_ENTRIES SUPPLIED_:
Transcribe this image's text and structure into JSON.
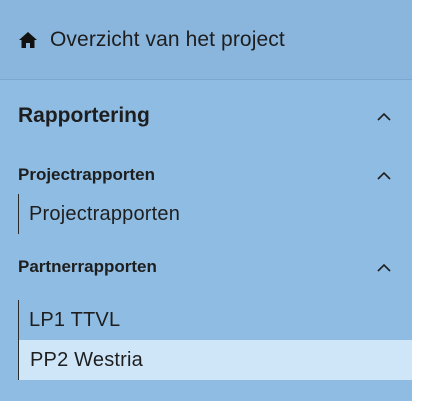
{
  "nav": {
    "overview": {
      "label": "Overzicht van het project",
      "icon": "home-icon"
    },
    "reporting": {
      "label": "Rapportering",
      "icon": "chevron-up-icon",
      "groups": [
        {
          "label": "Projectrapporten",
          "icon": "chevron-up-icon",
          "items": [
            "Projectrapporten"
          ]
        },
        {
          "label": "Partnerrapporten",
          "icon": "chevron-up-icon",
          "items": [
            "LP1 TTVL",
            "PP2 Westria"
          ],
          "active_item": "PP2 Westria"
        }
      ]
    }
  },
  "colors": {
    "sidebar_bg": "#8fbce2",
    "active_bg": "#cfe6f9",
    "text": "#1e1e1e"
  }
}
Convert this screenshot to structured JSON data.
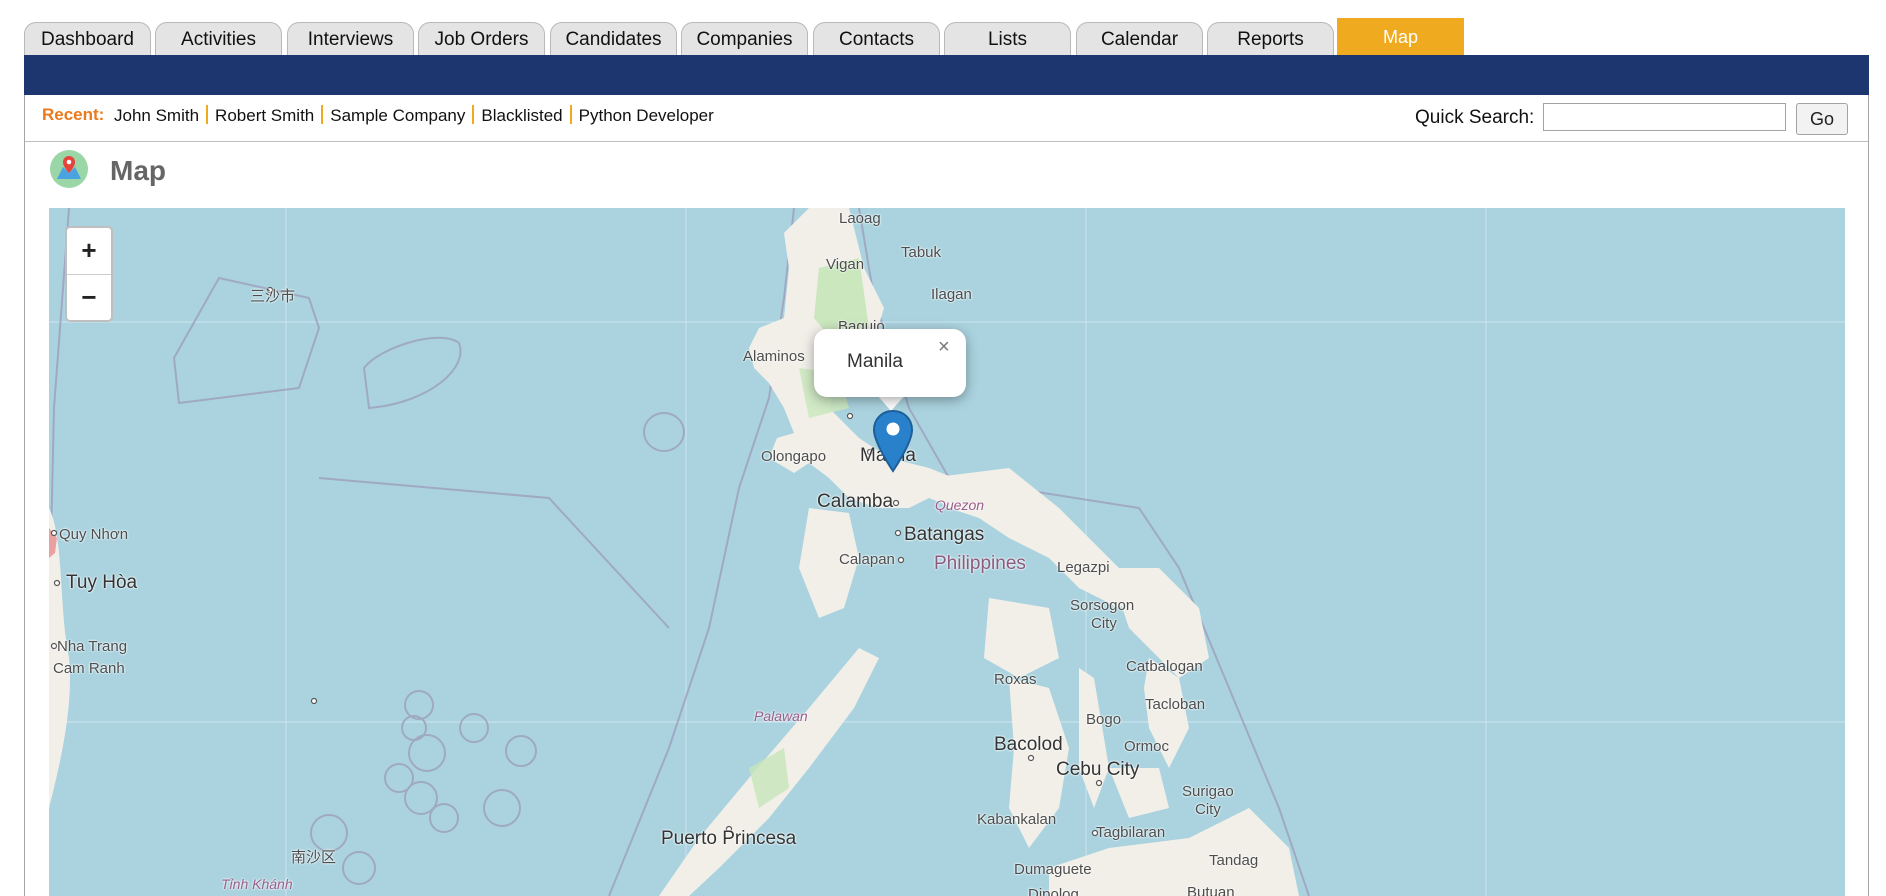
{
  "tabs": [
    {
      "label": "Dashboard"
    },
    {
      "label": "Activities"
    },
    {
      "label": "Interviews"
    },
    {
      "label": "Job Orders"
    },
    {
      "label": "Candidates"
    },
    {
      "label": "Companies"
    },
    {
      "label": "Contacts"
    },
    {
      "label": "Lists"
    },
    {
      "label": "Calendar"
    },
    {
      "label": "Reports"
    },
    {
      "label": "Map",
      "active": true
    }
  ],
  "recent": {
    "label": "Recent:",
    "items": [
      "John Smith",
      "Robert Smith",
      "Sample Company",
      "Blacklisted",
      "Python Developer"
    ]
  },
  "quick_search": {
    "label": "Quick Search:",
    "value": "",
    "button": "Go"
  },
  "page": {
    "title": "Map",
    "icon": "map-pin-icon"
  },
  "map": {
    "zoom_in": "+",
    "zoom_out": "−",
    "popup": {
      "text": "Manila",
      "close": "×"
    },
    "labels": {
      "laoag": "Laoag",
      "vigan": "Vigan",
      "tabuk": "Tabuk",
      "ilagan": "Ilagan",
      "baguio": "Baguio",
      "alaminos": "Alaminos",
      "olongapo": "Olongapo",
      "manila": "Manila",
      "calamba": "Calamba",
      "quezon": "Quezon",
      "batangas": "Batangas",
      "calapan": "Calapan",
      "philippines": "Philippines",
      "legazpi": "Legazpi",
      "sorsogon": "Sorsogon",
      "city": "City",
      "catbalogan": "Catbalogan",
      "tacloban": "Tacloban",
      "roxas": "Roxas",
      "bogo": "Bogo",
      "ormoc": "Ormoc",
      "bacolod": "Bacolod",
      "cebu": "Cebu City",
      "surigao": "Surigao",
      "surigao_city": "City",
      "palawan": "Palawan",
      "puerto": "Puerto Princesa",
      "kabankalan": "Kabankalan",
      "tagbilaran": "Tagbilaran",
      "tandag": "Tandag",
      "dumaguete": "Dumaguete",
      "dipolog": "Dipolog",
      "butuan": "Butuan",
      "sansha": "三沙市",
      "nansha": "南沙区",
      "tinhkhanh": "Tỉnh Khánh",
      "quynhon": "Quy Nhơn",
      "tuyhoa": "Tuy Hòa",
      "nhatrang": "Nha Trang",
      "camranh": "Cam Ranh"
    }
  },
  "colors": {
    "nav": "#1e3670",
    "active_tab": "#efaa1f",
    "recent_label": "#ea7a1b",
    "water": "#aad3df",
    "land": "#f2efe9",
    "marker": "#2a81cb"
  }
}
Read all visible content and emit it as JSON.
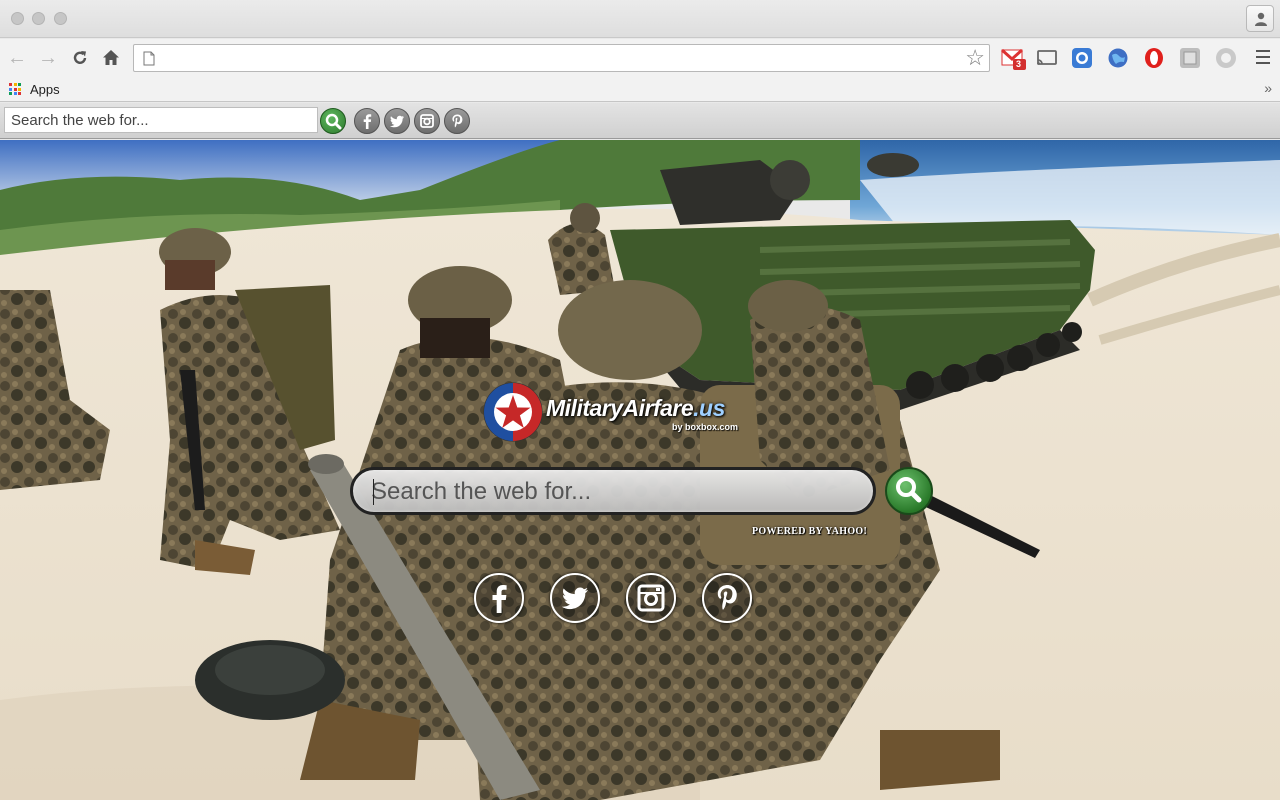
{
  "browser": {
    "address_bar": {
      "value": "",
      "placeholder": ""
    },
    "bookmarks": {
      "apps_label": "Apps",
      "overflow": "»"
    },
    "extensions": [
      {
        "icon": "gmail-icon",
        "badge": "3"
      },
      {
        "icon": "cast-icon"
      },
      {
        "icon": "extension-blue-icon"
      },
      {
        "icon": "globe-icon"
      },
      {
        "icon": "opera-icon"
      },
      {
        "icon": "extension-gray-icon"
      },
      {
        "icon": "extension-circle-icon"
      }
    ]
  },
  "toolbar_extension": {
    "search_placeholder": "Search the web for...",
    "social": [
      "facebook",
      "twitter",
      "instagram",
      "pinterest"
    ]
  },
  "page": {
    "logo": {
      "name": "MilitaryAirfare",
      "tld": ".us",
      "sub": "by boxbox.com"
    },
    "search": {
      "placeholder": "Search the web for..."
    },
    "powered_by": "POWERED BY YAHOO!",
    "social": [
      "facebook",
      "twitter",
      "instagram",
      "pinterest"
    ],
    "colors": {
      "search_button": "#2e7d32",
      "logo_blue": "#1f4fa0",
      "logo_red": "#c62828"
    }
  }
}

_WORK REQUIRED_: Send back the data above word for word, with the pictures left out.

_OUTPUT BELOW_:
Transcribe this image's text and structure into JSON.
{
  "nav": {
    "overview": {
      "label": "Overzicht van het project",
      "icon": "home-icon"
    },
    "reporting": {
      "label": "Rapportering",
      "icon": "chevron-up-icon",
      "groups": [
        {
          "label": "Projectrapporten",
          "icon": "chevron-up-icon",
          "items": [
            "Projectrapporten"
          ]
        },
        {
          "label": "Partnerrapporten",
          "icon": "chevron-up-icon",
          "items": [
            "LP1 TTVL",
            "PP2 Westria"
          ],
          "active_item": "PP2 Westria"
        }
      ]
    }
  },
  "colors": {
    "sidebar_bg": "#8fbce2",
    "active_bg": "#cfe6f9",
    "text": "#1e1e1e"
  }
}
Convert this screenshot to structured JSON data.
{
  "tabs": [
    {
      "label": "Dashboard"
    },
    {
      "label": "Activities"
    },
    {
      "label": "Interviews"
    },
    {
      "label": "Job Orders"
    },
    {
      "label": "Candidates"
    },
    {
      "label": "Companies"
    },
    {
      "label": "Contacts"
    },
    {
      "label": "Lists"
    },
    {
      "label": "Calendar"
    },
    {
      "label": "Reports"
    },
    {
      "label": "Map",
      "active": true
    }
  ],
  "recent": {
    "label": "Recent:",
    "items": [
      "John Smith",
      "Robert Smith",
      "Sample Company",
      "Blacklisted",
      "Python Developer"
    ]
  },
  "quick_search": {
    "label": "Quick Search:",
    "value": "",
    "button": "Go"
  },
  "page": {
    "title": "Map",
    "icon": "map-pin-icon"
  },
  "map": {
    "zoom_in": "+",
    "zoom_out": "−",
    "popup": {
      "text": "Manila",
      "close": "×"
    },
    "labels": {
      "laoag": "Laoag",
      "vigan": "Vigan",
      "tabuk": "Tabuk",
      "ilagan": "Ilagan",
      "baguio": "Baguio",
      "alaminos": "Alaminos",
      "olongapo": "Olongapo",
      "manila": "Manila",
      "calamba": "Calamba",
      "quezon": "Quezon",
      "batangas": "Batangas",
      "calapan": "Calapan",
      "philippines": "Philippines",
      "legazpi": "Legazpi",
      "sorsogon": "Sorsogon",
      "city": "City",
      "catbalogan": "Catbalogan",
      "tacloban": "Tacloban",
      "roxas": "Roxas",
      "bogo": "Bogo",
      "ormoc": "Ormoc",
      "bacolod": "Bacolod",
      "cebu": "Cebu City",
      "surigao": "Surigao",
      "surigao_city": "City",
      "palawan": "Palawan",
      "puerto": "Puerto Princesa",
      "kabankalan": "Kabankalan",
      "tagbilaran": "Tagbilaran",
      "tandag": "Tandag",
      "dumaguete": "Dumaguete",
      "dipolog": "Dipolog",
      "butuan": "Butuan",
      "sansha": "三沙市",
      "nansha": "南沙区",
      "tinhkhanh": "Tỉnh Khánh",
      "quynhon": "Quy Nhơn",
      "tuyhoa": "Tuy Hòa",
      "nhatrang": "Nha Trang",
      "camranh": "Cam Ranh"
    }
  },
  "colors": {
    "nav": "#1e3670",
    "active_tab": "#efaa1f",
    "recent_label": "#ea7a1b",
    "water": "#aad3df",
    "land": "#f2efe9",
    "marker": "#2a81cb"
  }
}
Read all visible content and emit it as JSON.
{
  "browser": {
    "address_bar": {
      "value": "",
      "placeholder": ""
    },
    "bookmarks": {
      "apps_label": "Apps",
      "overflow": "»"
    },
    "extensions": [
      {
        "icon": "gmail-icon",
        "badge": "3"
      },
      {
        "icon": "cast-icon"
      },
      {
        "icon": "extension-blue-icon"
      },
      {
        "icon": "globe-icon"
      },
      {
        "icon": "opera-icon"
      },
      {
        "icon": "extension-gray-icon"
      },
      {
        "icon": "extension-circle-icon"
      }
    ]
  },
  "toolbar_extension": {
    "search_placeholder": "Search the web for...",
    "social": [
      "facebook",
      "twitter",
      "instagram",
      "pinterest"
    ]
  },
  "page": {
    "logo": {
      "name": "MilitaryAirfare",
      "tld": ".us",
      "sub": "by boxbox.com"
    },
    "search": {
      "placeholder": "Search the web for..."
    },
    "powered_by": "POWERED BY YAHOO!",
    "social": [
      "facebook",
      "twitter",
      "instagram",
      "pinterest"
    ],
    "colors": {
      "search_button": "#2e7d32",
      "logo_blue": "#1f4fa0",
      "logo_red": "#c62828"
    }
  }
}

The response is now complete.